# start of Selected text
# New guy looking for first handgun. Overwhelming!



## runnerC2 (Mar 31, 2011)

New guy to this forum. I have experience with long guns and bows, and a little with pistols but I'm still an amateur. I want to buy my first pistol and am having trouble processing everything. I have searched this forum and have found a LOT of information so far. This will be my only pistol for awhile and will be used as a concealed carry gun as well as target shooting. Easily concealable but not too small to shoot comfortably.

What I'm looking for (right now) is a compact 9mm on a budget. I don't want a _cheap_ pistol, but I want an _inexpensive_ pistol if that makes any sense. I'm not opposed to buying used and would like to have about $300 or less invested. I have been looking at the Kel-Tec Pf9. I like the Glock 19, but it is out of my price range at this point in time. My brother has had several Taurus' and seems to like them. Basically what I'm looking for is suggestions to look at and shoot. thanks for any help.


----------



## SMann (Dec 11, 2008)

Do you qualify for Glock's discount program? I do and my G19 was $398 and came with 3 mags. It's worth researching. Good luck.


----------



## VAMarine (Dec 25, 2008)

I'd opt for a Bersa HC9 over a Taurus of the "inexpensive" guns they are pretty darn good and have a decent reputation.


----------



## recoilguy (Apr 30, 2009)

If you are true to your conviction and don't want a cheap gun nbut rater and inexpensive one then the Kel-Tec in my opinion should not be on your list. It is inexpensive but it is also cheap.
# end of Selected text
# start of Provided data
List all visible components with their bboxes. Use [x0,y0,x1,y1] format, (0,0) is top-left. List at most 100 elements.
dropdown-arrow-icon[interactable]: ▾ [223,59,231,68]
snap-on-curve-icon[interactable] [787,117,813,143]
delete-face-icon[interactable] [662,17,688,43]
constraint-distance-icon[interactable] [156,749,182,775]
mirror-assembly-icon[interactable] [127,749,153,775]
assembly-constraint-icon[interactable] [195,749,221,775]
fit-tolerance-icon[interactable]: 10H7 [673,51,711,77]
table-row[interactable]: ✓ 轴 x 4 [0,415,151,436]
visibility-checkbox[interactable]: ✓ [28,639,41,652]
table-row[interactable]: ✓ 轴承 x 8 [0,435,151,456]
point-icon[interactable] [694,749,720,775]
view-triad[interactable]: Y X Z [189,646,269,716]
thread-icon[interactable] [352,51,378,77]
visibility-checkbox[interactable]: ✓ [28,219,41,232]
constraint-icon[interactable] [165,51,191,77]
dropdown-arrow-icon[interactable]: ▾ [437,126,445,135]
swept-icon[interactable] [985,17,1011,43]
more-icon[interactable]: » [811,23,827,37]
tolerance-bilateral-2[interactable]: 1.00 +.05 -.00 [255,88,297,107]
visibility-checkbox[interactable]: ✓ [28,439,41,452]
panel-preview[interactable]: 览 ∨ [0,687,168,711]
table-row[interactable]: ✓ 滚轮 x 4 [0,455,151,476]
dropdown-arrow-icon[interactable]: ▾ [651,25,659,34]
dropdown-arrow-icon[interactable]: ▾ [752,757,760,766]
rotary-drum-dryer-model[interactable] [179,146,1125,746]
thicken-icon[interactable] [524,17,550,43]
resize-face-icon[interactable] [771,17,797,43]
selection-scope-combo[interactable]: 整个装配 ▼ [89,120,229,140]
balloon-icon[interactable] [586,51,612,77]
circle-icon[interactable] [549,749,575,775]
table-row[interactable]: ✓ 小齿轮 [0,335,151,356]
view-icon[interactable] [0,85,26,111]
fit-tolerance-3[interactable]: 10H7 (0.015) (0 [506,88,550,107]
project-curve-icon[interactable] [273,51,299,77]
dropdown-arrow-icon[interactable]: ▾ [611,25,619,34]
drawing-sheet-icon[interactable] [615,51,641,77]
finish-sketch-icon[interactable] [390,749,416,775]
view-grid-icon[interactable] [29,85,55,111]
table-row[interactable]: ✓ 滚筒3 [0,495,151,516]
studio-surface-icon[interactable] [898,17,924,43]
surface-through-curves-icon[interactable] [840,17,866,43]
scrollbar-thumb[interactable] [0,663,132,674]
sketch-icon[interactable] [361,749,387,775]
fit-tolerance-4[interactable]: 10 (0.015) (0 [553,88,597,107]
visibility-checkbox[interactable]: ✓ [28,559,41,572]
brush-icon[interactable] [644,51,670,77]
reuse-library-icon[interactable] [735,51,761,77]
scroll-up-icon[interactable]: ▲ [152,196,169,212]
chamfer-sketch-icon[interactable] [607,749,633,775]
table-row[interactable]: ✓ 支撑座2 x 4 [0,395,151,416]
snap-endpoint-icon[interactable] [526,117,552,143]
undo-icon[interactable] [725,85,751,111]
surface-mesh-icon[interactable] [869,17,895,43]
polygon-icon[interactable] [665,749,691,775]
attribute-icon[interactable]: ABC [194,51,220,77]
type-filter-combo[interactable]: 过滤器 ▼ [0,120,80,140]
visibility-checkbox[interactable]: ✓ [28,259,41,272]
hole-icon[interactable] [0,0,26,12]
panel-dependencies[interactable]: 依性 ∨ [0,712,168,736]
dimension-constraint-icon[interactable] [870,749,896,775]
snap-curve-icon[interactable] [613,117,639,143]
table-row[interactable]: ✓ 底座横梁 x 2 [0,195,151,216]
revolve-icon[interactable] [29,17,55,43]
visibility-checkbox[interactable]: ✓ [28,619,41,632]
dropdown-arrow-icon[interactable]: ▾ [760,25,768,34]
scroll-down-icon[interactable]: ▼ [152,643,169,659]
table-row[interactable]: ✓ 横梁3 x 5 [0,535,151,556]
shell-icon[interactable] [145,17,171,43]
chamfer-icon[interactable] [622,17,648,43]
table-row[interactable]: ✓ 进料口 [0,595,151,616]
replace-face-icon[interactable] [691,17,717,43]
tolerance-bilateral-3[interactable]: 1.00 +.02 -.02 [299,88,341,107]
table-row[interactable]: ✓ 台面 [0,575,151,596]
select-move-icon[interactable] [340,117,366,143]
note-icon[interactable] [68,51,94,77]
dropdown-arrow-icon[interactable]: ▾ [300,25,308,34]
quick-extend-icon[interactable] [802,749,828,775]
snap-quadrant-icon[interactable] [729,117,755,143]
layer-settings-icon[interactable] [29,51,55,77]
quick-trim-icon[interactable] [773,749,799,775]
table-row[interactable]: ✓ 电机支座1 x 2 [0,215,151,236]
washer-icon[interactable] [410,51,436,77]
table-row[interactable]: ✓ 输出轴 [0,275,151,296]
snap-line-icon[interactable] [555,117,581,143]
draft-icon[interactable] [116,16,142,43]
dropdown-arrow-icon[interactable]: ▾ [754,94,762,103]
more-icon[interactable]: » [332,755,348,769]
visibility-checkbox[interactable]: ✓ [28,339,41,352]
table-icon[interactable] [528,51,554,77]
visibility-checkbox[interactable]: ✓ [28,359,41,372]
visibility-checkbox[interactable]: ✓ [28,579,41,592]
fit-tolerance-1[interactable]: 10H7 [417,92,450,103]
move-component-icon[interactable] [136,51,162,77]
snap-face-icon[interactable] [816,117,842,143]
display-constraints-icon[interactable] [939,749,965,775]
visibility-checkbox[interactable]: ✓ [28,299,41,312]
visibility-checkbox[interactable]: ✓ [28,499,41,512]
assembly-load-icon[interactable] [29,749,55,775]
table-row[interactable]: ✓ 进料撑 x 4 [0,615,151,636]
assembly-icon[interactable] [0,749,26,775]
# end of Provided data
=== Directions ===
#1 Copy the rows word for word, from the first row through the one holding "studio-surface-icon[interactable] [898,17,924,43]", both included.
#2 Pick up the forum thread about choosing a first handgun and keep it going from its last sentence.

=== Response list ===
#1
List all visible components with their bboxes. Use [x0,y0,x1,y1] format, (0,0) is top-left. List at most 100 elements.
dropdown-arrow-icon[interactable]: ▾ [223,59,231,68]
snap-on-curve-icon[interactable] [787,117,813,143]
delete-face-icon[interactable] [662,17,688,43]
constraint-distance-icon[interactable] [156,749,182,775]
mirror-assembly-icon[interactable] [127,749,153,775]
assembly-constraint-icon[interactable] [195,749,221,775]
fit-tolerance-icon[interactable]: 10H7 [673,51,711,77]
table-row[interactable]: ✓ 轴 x 4 [0,415,151,436]
visibility-checkbox[interactable]: ✓ [28,639,41,652]
table-row[interactable]: ✓ 轴承 x 8 [0,435,151,456]
point-icon[interactable] [694,749,720,775]
view-triad[interactable]: Y X Z [189,646,269,716]
thread-icon[interactable] [352,51,378,77]
visibility-checkbox[interactable]: ✓ [28,219,41,232]
constraint-icon[interactable] [165,51,191,77]
dropdown-arrow-icon[interactable]: ▾ [437,126,445,135]
swept-icon[interactable] [985,17,1011,43]
more-icon[interactable]: » [811,23,827,37]
tolerance-bilateral-2[interactable]: 1.00 +.05 -.00 [255,88,297,107]
visibility-checkbox[interactable]: ✓ [28,439,41,452]
panel-preview[interactable]: 览 ∨ [0,687,168,711]
table-row[interactable]: ✓ 滚轮 x 4 [0,455,151,476]
dropdown-arrow-icon[interactable]: ▾ [651,25,659,34]
dropdown-arrow-icon[interactable]: ▾ [752,757,760,766]
rotary-drum-dryer-model[interactable] [179,146,1125,746]
thicken-icon[interactable] [524,17,550,43]
resize-face-icon[interactable] [771,17,797,43]
selection-scope-combo[interactable]: 整个装配 ▼ [89,120,229,140]
balloon-icon[interactable] [586,51,612,77]
circle-icon[interactable] [549,749,575,775]
table-row[interactable]: ✓ 小齿轮 [0,335,151,356]
view-icon[interactable] [0,85,26,111]
fit-tolerance-3[interactable]: 10H7 (0.015) (0 [506,88,550,107]
project-curve-icon[interactable] [273,51,299,77]
dropdown-arrow-icon[interactable]: ▾ [611,25,619,34]
drawing-sheet-icon[interactable] [615,51,641,77]
finish-sketch-icon[interactable] [390,749,416,775]
view-grid-icon[interactable] [29,85,55,111]
table-row[interactable]: ✓ 滚筒3 [0,495,151,516]
studio-surface-icon[interactable] [898,17,924,43]

#2
As mentioned the Bersa makes a good gun. It is pretty hard to stay below the 300 mark new or even used anymore. If you are willing to save a little longer and spend an extra hindred you will se many new and good options. Rugers new LC9, Kahr CW9, Bersa UH9, EAA Compact 9, SR9C, Taurus PT series, The Stogear Cougar is close to $400 to name a few. Don't buy the Kel Tec if you actually intend to enjoy shooting your gun.

Good luck be safe and have fun.

RCG


----------



## runnerC2 (Mar 31, 2011)

I'm not sure if I qualify or how to go about checking on that. I will definitely check out the Bersa. I shot a Kel-Tec P11 that my brother has and didn't think it was too bad, but I don't shoot much so I can't really compare it.


----------



## 12ptdroptine (Feb 20, 2011)

there are a thousand different gun's and a thousand reasons to buy them or not to buy them. If you are doing your home work then do it well and dont get in a hurry. Put your hands on as many gun's as you can. In ALL price range's. But do not pick your next gun out by price alone...
Drop


----------



## gschnarr (Jan 26, 2009)

Going to mention the Bersa again. They are a very reliable, accurate, easy to shoot and are a very good value with a lifetime warrentee that means something. One of the things that you should do if possible is to find one and shoot it. Around many cities, there are ranges that will rent different pistols so you can try them. You need to feel comfortable with your choice.

With 6 children, price is very important along with quality, not high cost. You may get the suggestion of just save up and extra $ and get the ______. I don't know about you, but when I have a budget it is the budget. Bersa,keltec and ruger have good reviews with reasonable prices. Personally, I have found the Bersas to be the best for me. Both my wife and I carry bersas.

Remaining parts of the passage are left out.